▸ **GIVEN PROBLEM**
Please give the entries again in full and exactly, without any picture.

▸ **RECORDS FOR THE TASK**
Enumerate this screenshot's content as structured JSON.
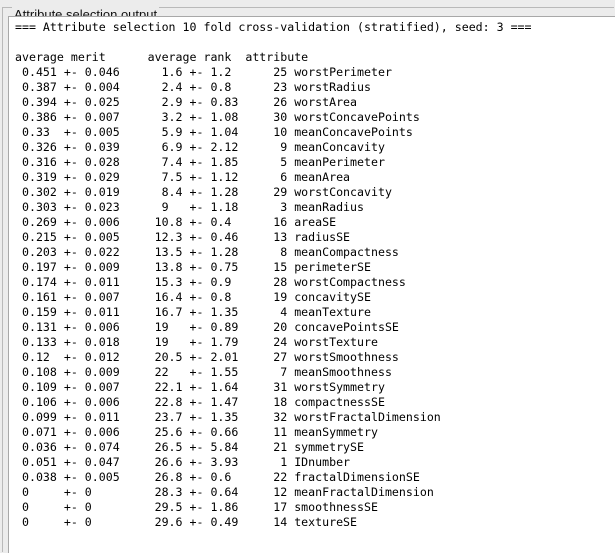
{
  "panel": {
    "title": "Attribute selection output"
  },
  "output": {
    "header_line": "=== Attribute selection 10 fold cross-validation (stratified), seed: 3 ===",
    "blank_line": "",
    "column_header": "average merit      average rank  attribute",
    "rows": [
      " 0.451 +- 0.046      1.6 +- 1.2      25 worstPerimeter",
      " 0.387 +- 0.004      2.4 +- 0.8      23 worstRadius",
      " 0.394 +- 0.025      2.9 +- 0.83     26 worstArea",
      " 0.386 +- 0.007      3.2 +- 1.08     30 worstConcavePoints",
      " 0.33  +- 0.005      5.9 +- 1.04     10 meanConcavePoints",
      " 0.326 +- 0.039      6.9 +- 2.12      9 meanConcavity",
      " 0.316 +- 0.028      7.4 +- 1.85      5 meanPerimeter",
      " 0.319 +- 0.029      7.5 +- 1.12      6 meanArea",
      " 0.302 +- 0.019      8.4 +- 1.28     29 worstConcavity",
      " 0.303 +- 0.023      9   +- 1.18      3 meanRadius",
      " 0.269 +- 0.006     10.8 +- 0.4      16 areaSE",
      " 0.215 +- 0.005     12.3 +- 0.46     13 radiusSE",
      " 0.203 +- 0.022     13.5 +- 1.28      8 meanCompactness",
      " 0.197 +- 0.009     13.8 +- 0.75     15 perimeterSE",
      " 0.174 +- 0.011     15.3 +- 0.9      28 worstCompactness",
      " 0.161 +- 0.007     16.4 +- 0.8      19 concavitySE",
      " 0.159 +- 0.011     16.7 +- 1.35      4 meanTexture",
      " 0.131 +- 0.006     19   +- 0.89     20 concavePointsSE",
      " 0.133 +- 0.018     19   +- 1.79     24 worstTexture",
      " 0.12  +- 0.012     20.5 +- 2.01     27 worstSmoothness",
      " 0.108 +- 0.009     22   +- 1.55      7 meanSmoothness",
      " 0.109 +- 0.007     22.1 +- 1.64     31 worstSymmetry",
      " 0.106 +- 0.006     22.8 +- 1.47     18 compactnessSE",
      " 0.099 +- 0.011     23.7 +- 1.35     32 worstFractalDimension",
      " 0.071 +- 0.006     25.6 +- 0.66     11 meanSymmetry",
      " 0.036 +- 0.074     26.5 +- 5.84     21 symmetrySE",
      " 0.051 +- 0.047     26.6 +- 3.93      1 IDnumber",
      " 0.038 +- 0.005     26.8 +- 0.6      22 fractalDimensionSE",
      " 0     +- 0         28.3 +- 0.64     12 meanFractalDimension",
      " 0     +- 0         29.5 +- 1.86     17 smoothnessSE",
      " 0     +- 0         29.6 +- 0.49     14 textureSE"
    ]
  }
}
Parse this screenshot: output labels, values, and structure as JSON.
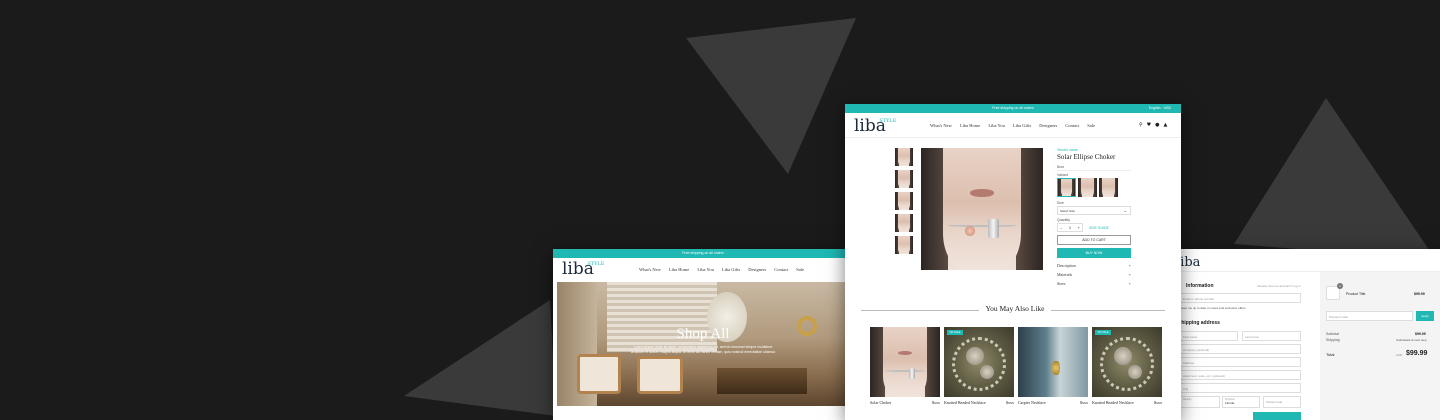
{
  "win_left": {
    "topbar": "Free shipping on all orders",
    "logo_main": "liba",
    "logo_sub": "STYLE",
    "nav": [
      "What's New",
      "Liba Home",
      "Liba You",
      "Liba Gifts",
      "Designers",
      "Contact",
      "Sale"
    ],
    "hero_title": "Shop All",
    "hero_text_1": "Lorem ipsum dolor sit amet, consectetur adipiscing elit, sed do eiusmod tempor incididunt",
    "hero_text_2": "ut labore et dolore magna aliqua. Ut enim ad minim veniam, quis nostrud exercitation ullamco"
  },
  "win_product": {
    "topbar": "Free shipping on all orders",
    "language": "English · USD",
    "logo_main": "liba",
    "logo_sub": "STYLE",
    "nav": [
      "What's New",
      "Liba Home",
      "Liba You",
      "Liba Gifts",
      "Designers",
      "Contact",
      "Sale"
    ],
    "brand": "Vendor name",
    "title": "Solar Ellipse Choker",
    "price": "$xxx",
    "variant_label": "Variant",
    "size_label": "Size",
    "size_value": "Select Size",
    "quantity_label": "Quantity",
    "quantity_value": "1",
    "size_guide": "SIZE GUIDE",
    "add_to_cart": "ADD TO CART",
    "buy_now": "BUY NOW",
    "accordions": [
      "Description",
      "Materials",
      "Sizes"
    ],
    "related_title": "You May Also Like",
    "products": [
      {
        "name": "Solar Choker",
        "price": "$xxx",
        "badge": ""
      },
      {
        "name": "Knotted Beaded Necklace",
        "price": "$xxx",
        "badge": "ON SALE"
      },
      {
        "name": "Carpter Necklace",
        "price": "$xxx",
        "badge": ""
      },
      {
        "name": "Knotted Beaded Necklace",
        "price": "$xxx",
        "badge": "ON SALE"
      }
    ]
  },
  "win_checkout": {
    "logo_main": "liba",
    "contact_heading": "Information",
    "have_account": "Already have an account? Log in",
    "email_placeholder": "Email or phone number",
    "newsletter": "Keep me up to date on news and exclusive offers",
    "shipping_heading": "Shipping address",
    "first_name": "First name",
    "last_name": "Last name",
    "company": "Company (optional)",
    "address": "Address",
    "apartment": "Apartment, suite, etc. (optional)",
    "city": "City",
    "country_label": "Country",
    "country_value": "Canada",
    "province_label": "Province",
    "province_value": "Florida",
    "postal": "Postal Code",
    "item_qty": "1",
    "item_title": "Product Title",
    "item_price": "$99.99",
    "discount_placeholder": "Discount code",
    "apply": "Apply",
    "subtotal_label": "Subtotal",
    "subtotal_value": "$99.99",
    "shipping_label": "Shipping",
    "shipping_value": "Calculated at next step",
    "total_label": "Total",
    "currency": "CAD",
    "total_value": "$99.99"
  },
  "colors": {
    "accent": "#1fb8b3",
    "background": "#1b1b1b",
    "triangle": "#3a3a3a"
  }
}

▸ **TASK RESPONSE**
Enumerate this screenshot's content as structured JSON.
{
  "panel": {
    "title": "Attribute selection output"
  },
  "output": {
    "header_line": "=== Attribute selection 10 fold cross-validation (stratified), seed: 3 ===",
    "blank_line": "",
    "column_header": "average merit      average rank  attribute",
    "rows": [
      " 0.451 +- 0.046      1.6 +- 1.2      25 worstPerimeter",
      " 0.387 +- 0.004      2.4 +- 0.8      23 worstRadius",
      " 0.394 +- 0.025      2.9 +- 0.83     26 worstArea",
      " 0.386 +- 0.007      3.2 +- 1.08     30 worstConcavePoints",
      " 0.33  +- 0.005      5.9 +- 1.04     10 meanConcavePoints",
      " 0.326 +- 0.039      6.9 +- 2.12      9 meanConcavity",
      " 0.316 +- 0.028      7.4 +- 1.85      5 meanPerimeter",
      " 0.319 +- 0.029      7.5 +- 1.12      6 meanArea",
      " 0.302 +- 0.019      8.4 +- 1.28     29 worstConcavity",
      " 0.303 +- 0.023      9   +- 1.18      3 meanRadius",
      " 0.269 +- 0.006     10.8 +- 0.4      16 areaSE",
      " 0.215 +- 0.005     12.3 +- 0.46     13 radiusSE",
      " 0.203 +- 0.022     13.5 +- 1.28      8 meanCompactness",
      " 0.197 +- 0.009     13.8 +- 0.75     15 perimeterSE",
      " 0.174 +- 0.011     15.3 +- 0.9      28 worstCompactness",
      " 0.161 +- 0.007     16.4 +- 0.8      19 concavitySE",
      " 0.159 +- 0.011     16.7 +- 1.35      4 meanTexture",
      " 0.131 +- 0.006     19   +- 0.89     20 concavePointsSE",
      " 0.133 +- 0.018     19   +- 1.79     24 worstTexture",
      " 0.12  +- 0.012     20.5 +- 2.01     27 worstSmoothness",
      " 0.108 +- 0.009     22   +- 1.55      7 meanSmoothness",
      " 0.109 +- 0.007     22.1 +- 1.64     31 worstSymmetry",
      " 0.106 +- 0.006     22.8 +- 1.47     18 compactnessSE",
      " 0.099 +- 0.011     23.7 +- 1.35     32 worstFractalDimension",
      " 0.071 +- 0.006     25.6 +- 0.66     11 meanSymmetry",
      " 0.036 +- 0.074     26.5 +- 5.84     21 symmetrySE",
      " 0.051 +- 0.047     26.6 +- 3.93      1 IDnumber",
      " 0.038 +- 0.005     26.8 +- 0.6      22 fractalDimensionSE",
      " 0     +- 0         28.3 +- 0.64     12 meanFractalDimension",
      " 0     +- 0         29.5 +- 1.86     17 smoothnessSE",
      " 0     +- 0         29.6 +- 0.49     14 textureSE"
    ]
  }
}
Parse this screenshot: output labels, values, and structure as JSON.
{
  "win_left": {
    "topbar": "Free shipping on all orders",
    "logo_main": "liba",
    "logo_sub": "STYLE",
    "nav": [
      "What's New",
      "Liba Home",
      "Liba You",
      "Liba Gifts",
      "Designers",
      "Contact",
      "Sale"
    ],
    "hero_title": "Shop All",
    "hero_text_1": "Lorem ipsum dolor sit amet, consectetur adipiscing elit, sed do eiusmod tempor incididunt",
    "hero_text_2": "ut labore et dolore magna aliqua. Ut enim ad minim veniam, quis nostrud exercitation ullamco"
  },
  "win_product": {
    "topbar": "Free shipping on all orders",
    "language": "English · USD",
    "logo_main": "liba",
    "logo_sub": "STYLE",
    "nav": [
      "What's New",
      "Liba Home",
      "Liba You",
      "Liba Gifts",
      "Designers",
      "Contact",
      "Sale"
    ],
    "brand": "Vendor name",
    "title": "Solar Ellipse Choker",
    "price": "$xxx",
    "variant_label": "Variant",
    "size_label": "Size",
    "size_value": "Select Size",
    "quantity_label": "Quantity",
    "quantity_value": "1",
    "size_guide": "SIZE GUIDE",
    "add_to_cart": "ADD TO CART",
    "buy_now": "BUY NOW",
    "accordions": [
      "Description",
      "Materials",
      "Sizes"
    ],
    "related_title": "You May Also Like",
    "products": [
      {
        "name": "Solar Choker",
        "price": "$xxx",
        "badge": ""
      },
      {
        "name": "Knotted Beaded Necklace",
        "price": "$xxx",
        "badge": "ON SALE"
      },
      {
        "name": "Carpter Necklace",
        "price": "$xxx",
        "badge": ""
      },
      {
        "name": "Knotted Beaded Necklace",
        "price": "$xxx",
        "badge": "ON SALE"
      }
    ]
  },
  "win_checkout": {
    "logo_main": "liba",
    "contact_heading": "Information",
    "have_account": "Already have an account? Log in",
    "email_placeholder": "Email or phone number",
    "newsletter": "Keep me up to date on news and exclusive offers",
    "shipping_heading": "Shipping address",
    "first_name": "First name",
    "last_name": "Last name",
    "company": "Company (optional)",
    "address": "Address",
    "apartment": "Apartment, suite, etc. (optional)",
    "city": "City",
    "country_label": "Country",
    "country_value": "Canada",
    "province_label": "Province",
    "province_value": "Florida",
    "postal": "Postal Code",
    "item_qty": "1",
    "item_title": "Product Title",
    "item_price": "$99.99",
    "discount_placeholder": "Discount code",
    "apply": "Apply",
    "subtotal_label": "Subtotal",
    "subtotal_value": "$99.99",
    "shipping_label": "Shipping",
    "shipping_value": "Calculated at next step",
    "total_label": "Total",
    "currency": "CAD",
    "total_value": "$99.99"
  },
  "colors": {
    "accent": "#1fb8b3",
    "background": "#1b1b1b",
    "triangle": "#3a3a3a"
  }
}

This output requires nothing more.